Recorded information:
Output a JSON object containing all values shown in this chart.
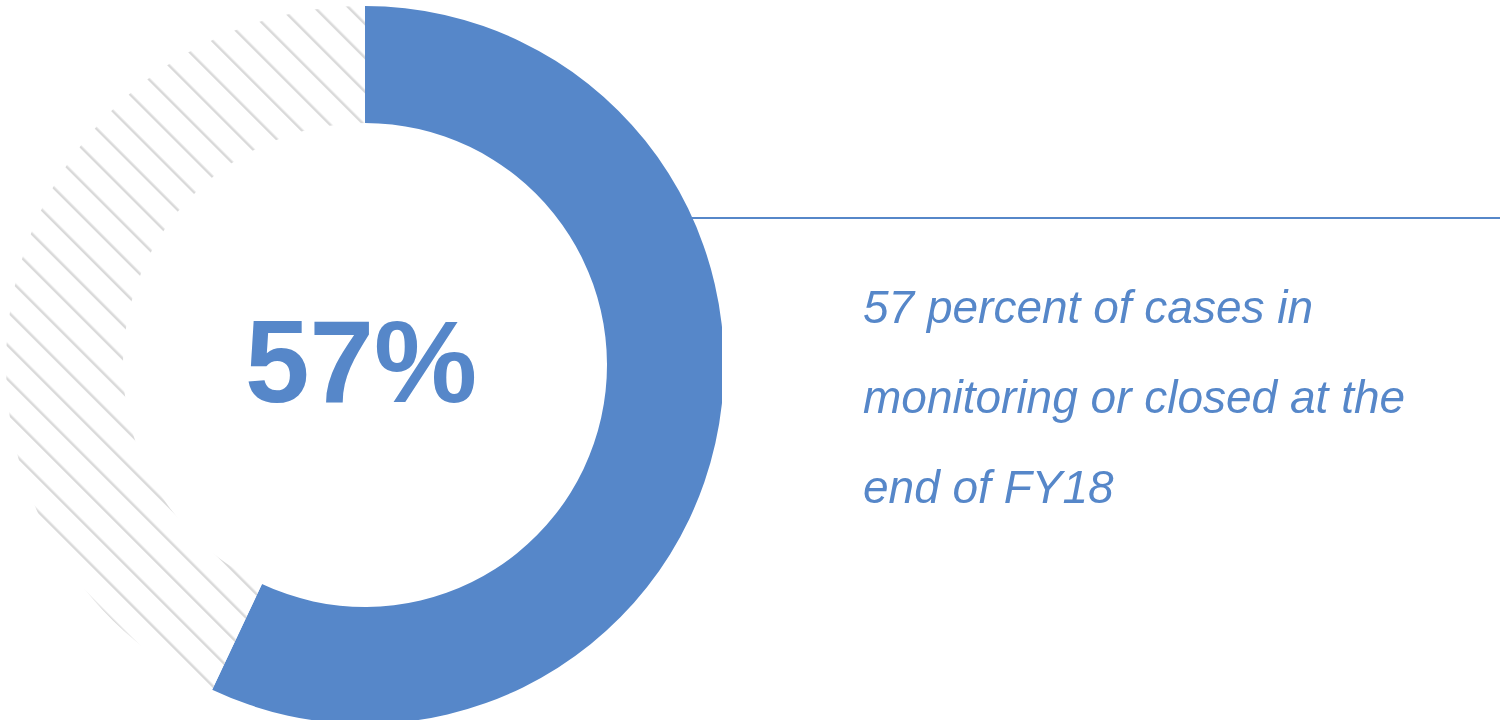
{
  "chart_data": {
    "type": "donut",
    "categories": [
      null,
      null
    ],
    "values": [
      57,
      43
    ],
    "colors": [
      "#5687c9",
      "#d9d9d9"
    ],
    "annotations": [
      "57%",
      "57 percent of cases in monitoring or closed at the end of FY18"
    ]
  }
}
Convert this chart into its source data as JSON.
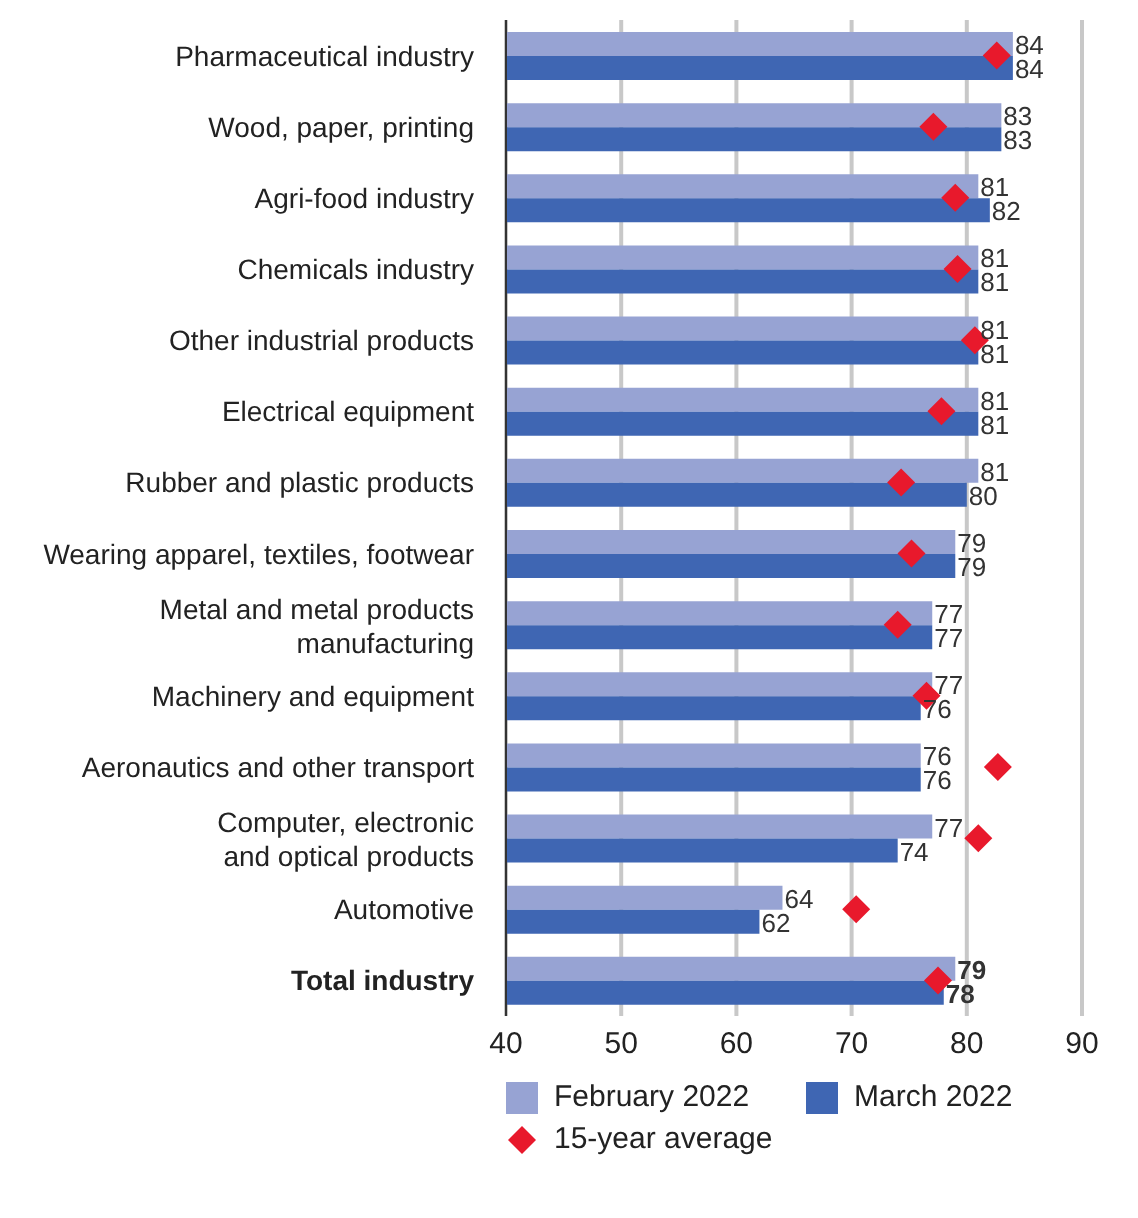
{
  "chart_data": {
    "type": "bar",
    "orientation": "horizontal",
    "categories": [
      "Pharmaceutical industry",
      "Wood, paper, printing",
      "Agri-food industry",
      "Chemicals industry",
      "Other industrial products",
      "Electrical equipment",
      "Rubber and plastic products",
      "Wearing apparel, textiles, footwear",
      "Metal and metal products\nmanufacturing",
      "Machinery and equipment",
      "Aeronautics and other transport",
      "Computer, electronic\nand optical products",
      "Automotive",
      "Total industry"
    ],
    "series": [
      {
        "name": "February 2022",
        "color": "#97a3d3",
        "values": [
          84,
          83,
          81,
          81,
          81,
          81,
          81,
          79,
          77,
          77,
          76,
          77,
          64,
          79
        ],
        "value_labels": [
          "84",
          "83",
          "81",
          "81",
          "81",
          "81",
          "81",
          "79",
          "77",
          "77",
          "76",
          "77",
          "64",
          "79"
        ]
      },
      {
        "name": "March 2022",
        "color": "#3f66b3",
        "values": [
          84,
          83,
          82,
          81,
          81,
          81,
          80,
          79,
          77,
          76,
          76,
          74,
          62,
          78
        ],
        "value_labels": [
          "84",
          "83",
          "82",
          "81",
          "81",
          "81",
          "80",
          "79",
          "77",
          "76",
          "76",
          "74",
          "62",
          "78"
        ]
      },
      {
        "name": "15-year average",
        "type": "scatter",
        "color": "#e8192c",
        "marker": "diamond",
        "values": [
          82.6,
          77.1,
          79.0,
          79.2,
          80.7,
          77.8,
          74.3,
          75.2,
          74.0,
          76.5,
          82.7,
          81.0,
          70.4,
          77.5
        ]
      }
    ],
    "xlim": [
      40,
      90
    ],
    "xticks": [
      40,
      50,
      60,
      70,
      80,
      90
    ],
    "grid": "x",
    "legend": "bottom"
  }
}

Work to be completed: Each record above should be copied character for character, with pictures dropped.

Written answer:
Output a JSON object containing all values shown in this chart.
{
  "chart_data": {
    "type": "donut",
    "categories": [
      null,
      null
    ],
    "values": [
      57,
      43
    ],
    "colors": [
      "#5687c9",
      "#d9d9d9"
    ],
    "annotations": [
      "57%",
      "57 percent of cases in monitoring or closed at the end of FY18"
    ]
  }
}
Convert this chart into its source data as JSON.
{
  "chart_data": {
    "type": "bar",
    "orientation": "horizontal",
    "categories": [
      "Pharmaceutical industry",
      "Wood, paper, printing",
      "Agri-food industry",
      "Chemicals industry",
      "Other industrial products",
      "Electrical equipment",
      "Rubber and plastic products",
      "Wearing apparel, textiles, footwear",
      "Metal and metal products\nmanufacturing",
      "Machinery and equipment",
      "Aeronautics and other transport",
      "Computer, electronic\nand optical products",
      "Automotive",
      "Total industry"
    ],
    "series": [
      {
        "name": "February 2022",
        "color": "#97a3d3",
        "values": [
          84,
          83,
          81,
          81,
          81,
          81,
          81,
          79,
          77,
          77,
          76,
          77,
          64,
          79
        ],
        "value_labels": [
          "84",
          "83",
          "81",
          "81",
          "81",
          "81",
          "81",
          "79",
          "77",
          "77",
          "76",
          "77",
          "64",
          "79"
        ]
      },
      {
        "name": "March 2022",
        "color": "#3f66b3",
        "values": [
          84,
          83,
          82,
          81,
          81,
          81,
          80,
          79,
          77,
          76,
          76,
          74,
          62,
          78
        ],
        "value_labels": [
          "84",
          "83",
          "82",
          "81",
          "81",
          "81",
          "80",
          "79",
          "77",
          "76",
          "76",
          "74",
          "62",
          "78"
        ]
      },
      {
        "name": "15-year average",
        "type": "scatter",
        "color": "#e8192c",
        "marker": "diamond",
        "values": [
          82.6,
          77.1,
          79.0,
          79.2,
          80.7,
          77.8,
          74.3,
          75.2,
          74.0,
          76.5,
          82.7,
          81.0,
          70.4,
          77.5
        ]
      }
    ],
    "xlim": [
      40,
      90
    ],
    "xticks": [
      40,
      50,
      60,
      70,
      80,
      90
    ],
    "grid": "x",
    "legend": "bottom"
  }
}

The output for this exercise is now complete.